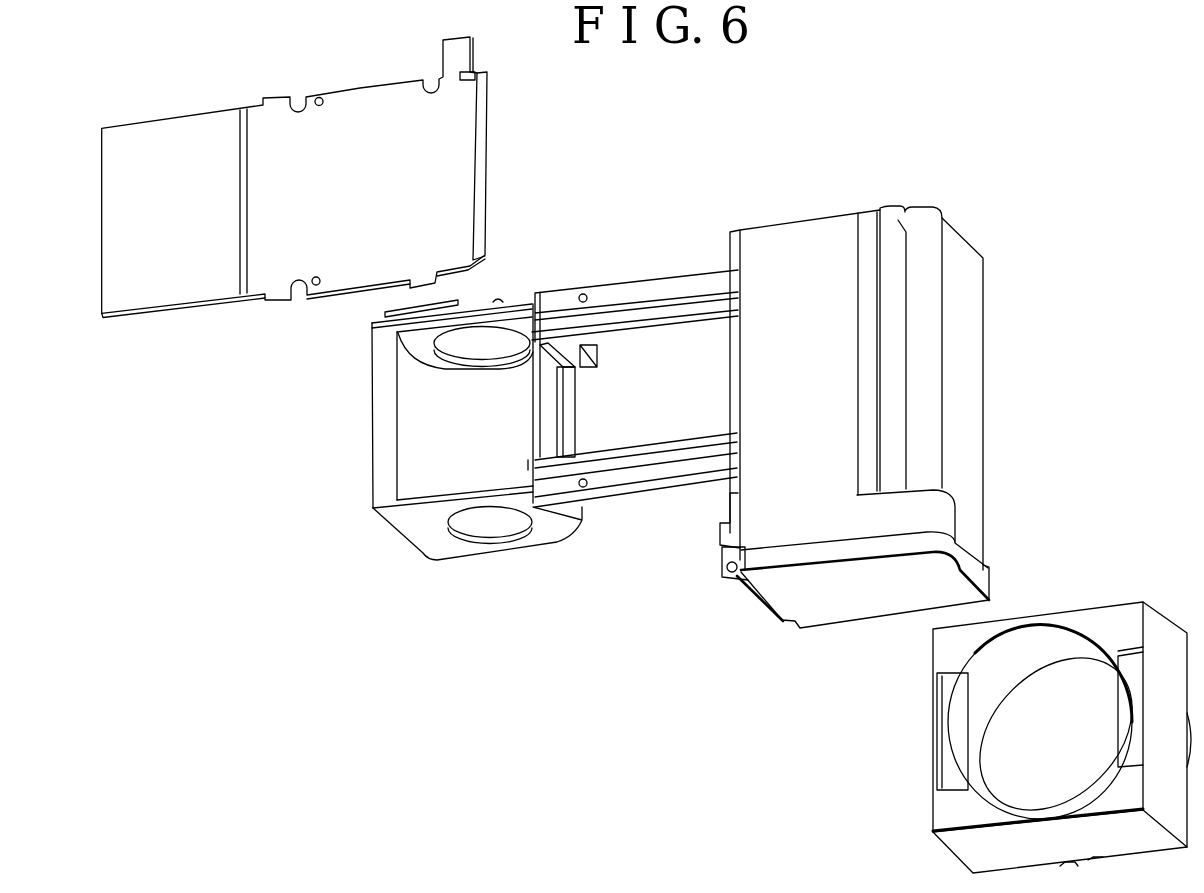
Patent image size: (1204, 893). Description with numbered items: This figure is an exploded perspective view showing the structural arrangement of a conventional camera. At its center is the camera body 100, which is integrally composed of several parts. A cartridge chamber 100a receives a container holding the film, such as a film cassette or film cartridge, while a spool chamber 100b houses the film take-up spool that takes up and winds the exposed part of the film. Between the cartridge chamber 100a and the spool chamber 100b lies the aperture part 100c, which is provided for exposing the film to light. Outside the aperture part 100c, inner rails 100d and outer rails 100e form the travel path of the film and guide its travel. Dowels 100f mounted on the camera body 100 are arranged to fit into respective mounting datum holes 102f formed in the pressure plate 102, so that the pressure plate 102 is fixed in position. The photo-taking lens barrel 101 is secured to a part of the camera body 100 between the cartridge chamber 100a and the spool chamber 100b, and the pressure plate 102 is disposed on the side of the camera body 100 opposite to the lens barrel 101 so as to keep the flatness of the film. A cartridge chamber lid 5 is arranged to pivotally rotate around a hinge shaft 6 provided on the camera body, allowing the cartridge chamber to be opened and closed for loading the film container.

The cartridge chamber lid 5 is at (853, 612).
The hinge shaft 6 is at (732, 582).
The camera body 100 is at (922, 363).
The cartridge chamber 100a is at (975, 372).
The spool chamber 100b is at (499, 299).
The aperture part 100c is at (637, 430).
The inner rails 100d is at (713, 280).
The outer rails 100e is at (659, 290).
The dowels 100f is at (583, 294).
The photo-taking lens barrel 101 is at (1086, 603).
The pressure plate 102 is at (486, 133).
The mounting datum holes 102f is at (318, 97).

* * *

# Task brief
Express each line of the material above as a string in a JSON list, skipping blank lines and leaving out the picture.

# Result
[
  "Patent image size: (1204, 893). Description with numbered items: This figure is an exploded perspective view showing the structural arrangement of a conventional camera. At its center is the camera body 100, which is integrally composed of several parts. A cartridge chamber 100a receives a container holding the film, such as a film cassette or film cartridge, while a spool chamber 100b houses the film take-up spool that takes up and winds the exposed part of the film. Between the cartridge chamber 100a and the spool chamber 100b lies the aperture part 100c, which is provided for exposing the film to light. Outside the aperture part 100c, inner rails 100d and outer rails 100e form the travel path of the film and guide its travel. Dowels 100f mounted on the camera body 100 are arranged to fit into respective mounting datum holes 102f formed in the pressure plate 102, so that the pressure plate 102 is fixed in position. The photo-taking lens barrel 101 is secured to a part of the camera body 100 between the cartridge chamber 100a and the spool chamber 100b, and the pressure plate 102 is disposed on the side of the camera body 100 opposite to the lens barrel 101 so as to keep the flatness of the film. A cartridge chamber lid 5 is arranged to pivotally rotate around a hinge shaft 6 provided on the camera body, allowing the cartridge chamber to be opened and closed for loading the film container.",
  "The cartridge chamber lid 5 is at (853, 612).",
  "The hinge shaft 6 is at (732, 582).",
  "The camera body 100 is at (922, 363).",
  "The cartridge chamber 100a is at (975, 372).",
  "The spool chamber 100b is at (499, 299).",
  "The aperture part 100c is at (637, 430).",
  "The inner rails 100d is at (713, 280).",
  "The outer rails 100e is at (659, 290).",
  "The dowels 100f is at (583, 294).",
  "The photo-taking lens barrel 101 is at (1086, 603).",
  "The pressure plate 102 is at (486, 133).",
  "The mounting datum holes 102f is at (318, 97)."
]